§ EXERCISE DETAILS
Filter for the word "MERA" and keep each matching line.
--- --- ---
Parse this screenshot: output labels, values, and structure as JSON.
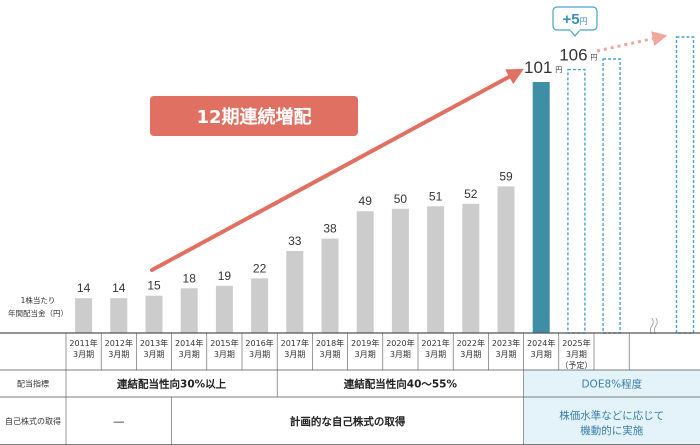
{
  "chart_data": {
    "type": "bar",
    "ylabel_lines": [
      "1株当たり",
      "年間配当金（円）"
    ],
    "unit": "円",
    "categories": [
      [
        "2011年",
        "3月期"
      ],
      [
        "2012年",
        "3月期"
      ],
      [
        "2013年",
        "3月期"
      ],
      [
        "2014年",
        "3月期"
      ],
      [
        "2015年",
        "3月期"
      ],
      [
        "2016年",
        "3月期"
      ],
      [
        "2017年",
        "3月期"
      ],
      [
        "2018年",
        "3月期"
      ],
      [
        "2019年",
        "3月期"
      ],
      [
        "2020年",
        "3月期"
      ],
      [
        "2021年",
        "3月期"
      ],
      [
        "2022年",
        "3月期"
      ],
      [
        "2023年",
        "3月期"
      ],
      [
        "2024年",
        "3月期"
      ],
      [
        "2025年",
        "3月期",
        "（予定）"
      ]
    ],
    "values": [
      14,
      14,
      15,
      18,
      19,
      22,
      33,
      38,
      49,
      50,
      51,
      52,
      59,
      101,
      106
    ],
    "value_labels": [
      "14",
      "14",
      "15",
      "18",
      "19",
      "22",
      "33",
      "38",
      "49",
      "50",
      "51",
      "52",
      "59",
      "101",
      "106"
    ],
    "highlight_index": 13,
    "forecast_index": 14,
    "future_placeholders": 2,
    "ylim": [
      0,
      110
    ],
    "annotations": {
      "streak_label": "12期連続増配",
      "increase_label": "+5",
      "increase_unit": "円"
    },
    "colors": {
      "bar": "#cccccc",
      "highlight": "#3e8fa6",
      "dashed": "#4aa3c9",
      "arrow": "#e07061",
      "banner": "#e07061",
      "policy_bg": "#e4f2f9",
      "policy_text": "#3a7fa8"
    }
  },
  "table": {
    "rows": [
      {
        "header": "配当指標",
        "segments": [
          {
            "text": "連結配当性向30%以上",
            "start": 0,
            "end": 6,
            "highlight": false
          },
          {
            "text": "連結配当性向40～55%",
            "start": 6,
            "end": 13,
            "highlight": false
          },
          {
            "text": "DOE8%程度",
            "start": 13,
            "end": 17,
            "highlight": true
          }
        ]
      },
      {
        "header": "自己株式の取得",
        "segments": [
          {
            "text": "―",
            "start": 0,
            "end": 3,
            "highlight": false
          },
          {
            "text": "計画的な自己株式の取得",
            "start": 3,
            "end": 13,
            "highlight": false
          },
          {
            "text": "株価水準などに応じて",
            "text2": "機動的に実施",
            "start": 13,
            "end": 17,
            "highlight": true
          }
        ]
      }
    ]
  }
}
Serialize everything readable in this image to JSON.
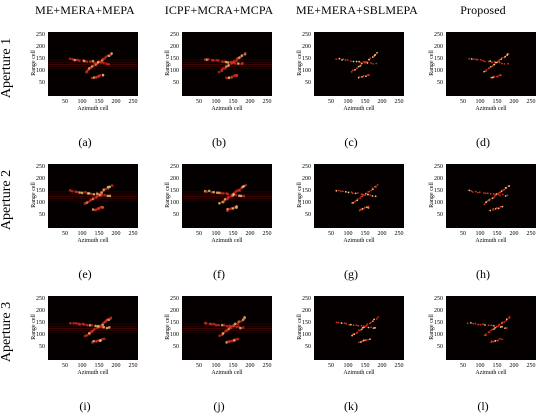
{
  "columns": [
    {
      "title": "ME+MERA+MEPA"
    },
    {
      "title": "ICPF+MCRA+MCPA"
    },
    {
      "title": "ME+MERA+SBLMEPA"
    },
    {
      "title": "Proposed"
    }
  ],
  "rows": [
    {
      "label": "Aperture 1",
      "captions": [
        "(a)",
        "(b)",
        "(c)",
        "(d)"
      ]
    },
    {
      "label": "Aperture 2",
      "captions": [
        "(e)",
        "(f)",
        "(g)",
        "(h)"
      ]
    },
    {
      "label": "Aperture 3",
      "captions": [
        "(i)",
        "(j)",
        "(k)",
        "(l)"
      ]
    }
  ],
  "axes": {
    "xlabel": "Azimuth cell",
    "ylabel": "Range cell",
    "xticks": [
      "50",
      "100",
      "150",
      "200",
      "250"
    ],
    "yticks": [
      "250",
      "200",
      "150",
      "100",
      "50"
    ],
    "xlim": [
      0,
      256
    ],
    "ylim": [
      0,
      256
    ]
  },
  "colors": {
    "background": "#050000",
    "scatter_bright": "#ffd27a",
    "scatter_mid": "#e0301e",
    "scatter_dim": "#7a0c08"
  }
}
--- --- ---
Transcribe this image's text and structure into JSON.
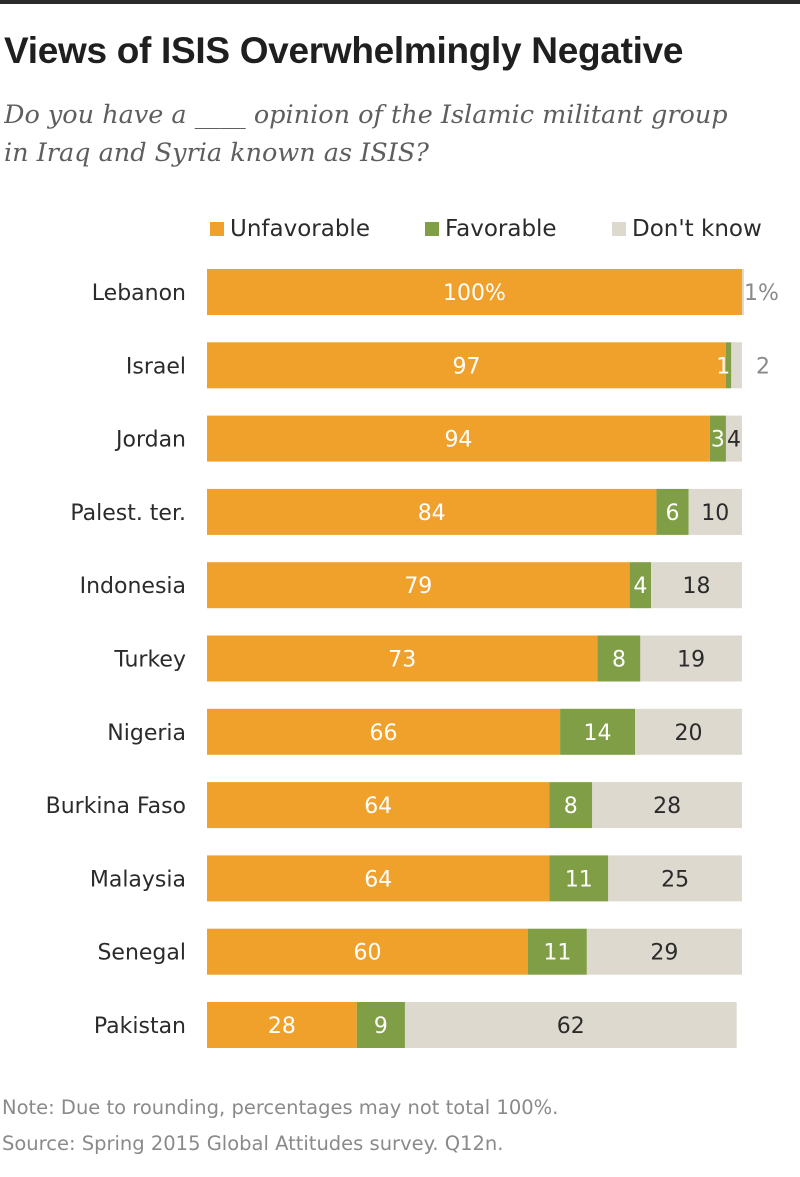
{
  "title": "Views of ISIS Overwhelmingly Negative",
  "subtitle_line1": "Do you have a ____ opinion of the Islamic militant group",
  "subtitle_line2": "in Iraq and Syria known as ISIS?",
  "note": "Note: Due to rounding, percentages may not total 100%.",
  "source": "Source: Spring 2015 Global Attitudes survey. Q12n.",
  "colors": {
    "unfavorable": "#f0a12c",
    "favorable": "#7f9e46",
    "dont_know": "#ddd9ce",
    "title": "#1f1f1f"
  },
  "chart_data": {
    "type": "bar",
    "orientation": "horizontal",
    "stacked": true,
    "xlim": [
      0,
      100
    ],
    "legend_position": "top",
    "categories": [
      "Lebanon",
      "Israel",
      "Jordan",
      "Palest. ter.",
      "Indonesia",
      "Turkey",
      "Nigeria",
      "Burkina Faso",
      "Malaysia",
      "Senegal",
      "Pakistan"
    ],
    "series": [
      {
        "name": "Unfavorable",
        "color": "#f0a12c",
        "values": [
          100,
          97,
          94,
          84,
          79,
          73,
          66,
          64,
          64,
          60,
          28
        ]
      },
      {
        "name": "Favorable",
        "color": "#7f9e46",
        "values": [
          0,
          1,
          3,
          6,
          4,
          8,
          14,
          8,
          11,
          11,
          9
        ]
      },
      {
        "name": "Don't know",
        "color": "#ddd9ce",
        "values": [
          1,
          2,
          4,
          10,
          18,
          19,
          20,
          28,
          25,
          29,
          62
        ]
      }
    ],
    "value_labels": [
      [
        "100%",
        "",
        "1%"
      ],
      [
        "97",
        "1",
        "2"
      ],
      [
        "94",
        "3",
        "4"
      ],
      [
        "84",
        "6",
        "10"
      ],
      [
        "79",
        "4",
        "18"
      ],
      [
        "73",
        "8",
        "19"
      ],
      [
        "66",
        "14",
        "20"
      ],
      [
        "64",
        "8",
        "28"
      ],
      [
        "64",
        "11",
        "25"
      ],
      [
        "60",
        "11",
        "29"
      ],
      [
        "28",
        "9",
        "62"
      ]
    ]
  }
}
--- --- ---
§ ANSWER TO THE PROBLEM
      "title": "ME+MERA+MEPA"
      "title": "ME+MERA+SBLMEPA"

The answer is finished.